(Part of a data file)
## Begin

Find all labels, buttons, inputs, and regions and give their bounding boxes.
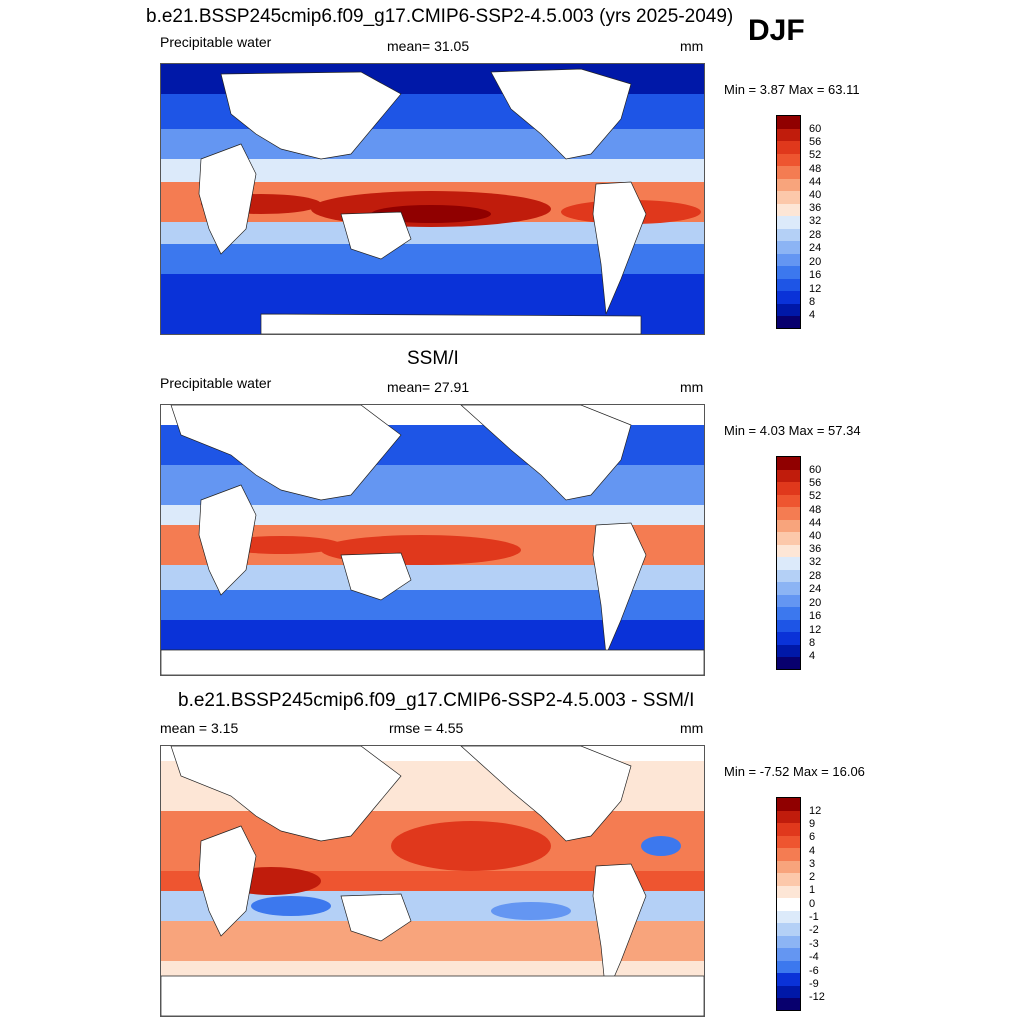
- panel1-tick: 36: [809, 202, 822, 214]
- panel3-tick: -9: [809, 978, 819, 990]
- panel2-tick: 12: [809, 624, 822, 636]
- panel1-tick: 48: [809, 163, 822, 175]
- panel3-tick: 0: [809, 898, 816, 910]
- panel1-tick: 16: [809, 269, 822, 281]
- panel2-tick: 52: [809, 490, 822, 502]
- panel3-tick: -4: [809, 951, 819, 963]
- panel1-tick: 44: [809, 176, 822, 188]
- panel1-mean-label: mean= 31.05: [387, 38, 470, 54]
- panel1-tick: 12: [809, 283, 822, 295]
- panel2-tick: 44: [809, 517, 822, 529]
- panel3-tick: 6: [809, 831, 816, 843]
- panel2-tick: 32: [809, 556, 822, 568]
- panel2-tick: 56: [809, 477, 822, 489]
- panel1-field: [161, 64, 704, 334]
- panel2-tick: 24: [809, 583, 822, 595]
- panel3-tick: 12: [809, 805, 822, 817]
- panel2-tick: 36: [809, 543, 822, 555]
- panel1-tick: 32: [809, 215, 822, 227]
- panel2-tick: 16: [809, 610, 822, 622]
- panel2-tick: 60: [809, 464, 822, 476]
- panel3-field: [161, 746, 704, 1016]
- panel3-units-label: mm: [680, 720, 704, 736]
- panel3-title: b.e21.BSSP245cmip6.f09_g17.CMIP6-SSP2-4.…: [178, 690, 695, 711]
- panel2-tick: 20: [809, 597, 822, 609]
- panel3-map: [160, 745, 705, 1017]
- panel3-tick: -2: [809, 924, 819, 936]
- panel3-tick: 4: [809, 845, 816, 857]
- panel1-minmax-label: Min = 3.87 Max = 63.11: [724, 82, 860, 97]
- panel1-tick: 8: [809, 296, 816, 308]
- panel3-minmax-label: Min = -7.52 Max = 16.06: [724, 764, 865, 779]
- panel3-mean-label: mean = 3.15: [160, 720, 239, 736]
- panel1-tick: 20: [809, 256, 822, 268]
- panel2-field: [161, 405, 704, 675]
- panel2-tick: 28: [809, 570, 822, 582]
- panel1-tick: 4: [809, 309, 816, 321]
- panel1-map: [160, 63, 705, 335]
- panel3-colorbar: [776, 797, 801, 1011]
- panel3-tick: -6: [809, 965, 819, 977]
- panel2-minmax-label: Min = 4.03 Max = 57.34: [724, 423, 861, 438]
- panel1-tick: 24: [809, 242, 822, 254]
- panel2-variable-label: Precipitable water: [160, 375, 272, 391]
- panel2-tick: 4: [809, 650, 816, 662]
- panel1-title: b.e21.BSSP245cmip6.f09_g17.CMIP6-SSP2-4.…: [146, 6, 734, 27]
- panel1-variable-label: Precipitable water: [160, 34, 272, 50]
- panel3-tick: 1: [809, 884, 816, 896]
- panel2-units-label: mm: [680, 379, 704, 395]
- panel3-tick: -12: [809, 991, 825, 1003]
- panel2-tick: 48: [809, 504, 822, 516]
- panel2-colorbar: [776, 456, 801, 670]
- panel3-rmse-label: rmse = 4.55: [389, 720, 464, 736]
- panel1-tick: 40: [809, 189, 822, 201]
- panel3-tick: -3: [809, 938, 819, 950]
- panel3-tick: 9: [809, 818, 816, 830]
- season-label: DJF: [748, 14, 805, 47]
- panel1-units-label: mm: [680, 38, 704, 54]
- panel2-tick: 8: [809, 637, 816, 649]
- panel1-tick: 28: [809, 229, 822, 241]
- panel2-tick: 40: [809, 530, 822, 542]
- panel3-tick: 3: [809, 858, 816, 870]
- panel2-mean-label: mean= 27.91: [387, 379, 470, 395]
- panel2-map: [160, 404, 705, 676]
- panel2-title: SSM/I: [407, 348, 459, 369]
- panel1-colorbar: [776, 115, 801, 329]
- panel1-tick: 60: [809, 123, 822, 135]
- panel1-tick: 56: [809, 136, 822, 148]
- panel3-tick: -1: [809, 911, 819, 923]
- panel1-tick: 52: [809, 149, 822, 161]
- panel3-tick: 2: [809, 871, 816, 883]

## End

Exercise:
Update all the items above by replacing "Precipitable water" with "Column water vapor" and keeping everything else unchanged. Leave the pictures out of the answer.

Output of the task:
Find all labels, buttons, inputs, and regions and give their bounding boxes.
- panel1-tick: 36: [809, 202, 822, 214]
- panel3-tick: -9: [809, 978, 819, 990]
- panel2-tick: 12: [809, 624, 822, 636]
- panel1-tick: 48: [809, 163, 822, 175]
- panel3-tick: 0: [809, 898, 816, 910]
- panel1-tick: 16: [809, 269, 822, 281]
- panel2-tick: 52: [809, 490, 822, 502]
- panel3-tick: -4: [809, 951, 819, 963]
- panel1-tick: 44: [809, 176, 822, 188]
- panel1-mean-label: mean= 31.05: [387, 38, 470, 54]
- panel1-tick: 12: [809, 283, 822, 295]
- panel2-tick: 44: [809, 517, 822, 529]
- panel3-tick: 6: [809, 831, 816, 843]
- panel2-tick: 32: [809, 556, 822, 568]
- panel2-tick: 56: [809, 477, 822, 489]
- panel1-field: [161, 64, 704, 334]
- panel2-tick: 24: [809, 583, 822, 595]
- panel3-tick: 12: [809, 805, 822, 817]
- panel2-tick: 36: [809, 543, 822, 555]
- panel1-tick: 32: [809, 215, 822, 227]
- panel2-tick: 16: [809, 610, 822, 622]
- panel2-tick: 60: [809, 464, 822, 476]
- panel3-field: [161, 746, 704, 1016]
- panel3-units-label: mm: [680, 720, 704, 736]
- panel3-title: b.e21.BSSP245cmip6.f09_g17.CMIP6-SSP2-4.…: [178, 690, 695, 711]
- panel2-tick: 20: [809, 597, 822, 609]
- panel3-map: [160, 745, 705, 1017]
- panel3-tick: -2: [809, 924, 819, 936]
- panel3-tick: 4: [809, 845, 816, 857]
- panel1-minmax-label: Min = 3.87 Max = 63.11: [724, 82, 860, 97]
- panel1-tick: 8: [809, 296, 816, 308]
- panel3-minmax-label: Min = -7.52 Max = 16.06: [724, 764, 865, 779]
- panel3-mean-label: mean = 3.15: [160, 720, 239, 736]
- panel1-tick: 20: [809, 256, 822, 268]
- panel2-field: [161, 405, 704, 675]
- panel2-tick: 28: [809, 570, 822, 582]
- panel1-tick: 4: [809, 309, 816, 321]
- panel1-map: [160, 63, 705, 335]
- panel3-colorbar: [776, 797, 801, 1011]
- panel3-tick: -6: [809, 965, 819, 977]
- panel2-minmax-label: Min = 4.03 Max = 57.34: [724, 423, 861, 438]
- panel1-tick: 24: [809, 242, 822, 254]
- panel2-variable-label: Column water vapor: [160, 375, 272, 391]
- panel2-tick: 4: [809, 650, 816, 662]
- panel1-title: b.e21.BSSP245cmip6.f09_g17.CMIP6-SSP2-4.…: [146, 6, 734, 27]
- panel1-variable-label: Column water vapor: [160, 34, 272, 50]
- panel3-tick: 1: [809, 884, 816, 896]
- panel2-units-label: mm: [680, 379, 704, 395]
- panel3-tick: -12: [809, 991, 825, 1003]
- panel2-tick: 48: [809, 504, 822, 516]
- panel2-colorbar: [776, 456, 801, 670]
- panel3-rmse-label: rmse = 4.55: [389, 720, 464, 736]
- panel1-tick: 40: [809, 189, 822, 201]
- panel3-tick: -3: [809, 938, 819, 950]
- panel3-tick: 9: [809, 818, 816, 830]
- season-label: DJF: [748, 14, 805, 47]
- panel1-units-label: mm: [680, 38, 704, 54]
- panel2-tick: 8: [809, 637, 816, 649]
- panel1-tick: 28: [809, 229, 822, 241]
- panel2-tick: 40: [809, 530, 822, 542]
- panel3-tick: 3: [809, 858, 816, 870]
- panel2-mean-label: mean= 27.91: [387, 379, 470, 395]
- panel2-map: [160, 404, 705, 676]
- panel2-title: SSM/I: [407, 348, 459, 369]
- panel1-colorbar: [776, 115, 801, 329]
- panel1-tick: 60: [809, 123, 822, 135]
- panel1-tick: 56: [809, 136, 822, 148]
- panel3-tick: -1: [809, 911, 819, 923]
- panel1-tick: 52: [809, 149, 822, 161]
- panel3-tick: 2: [809, 871, 816, 883]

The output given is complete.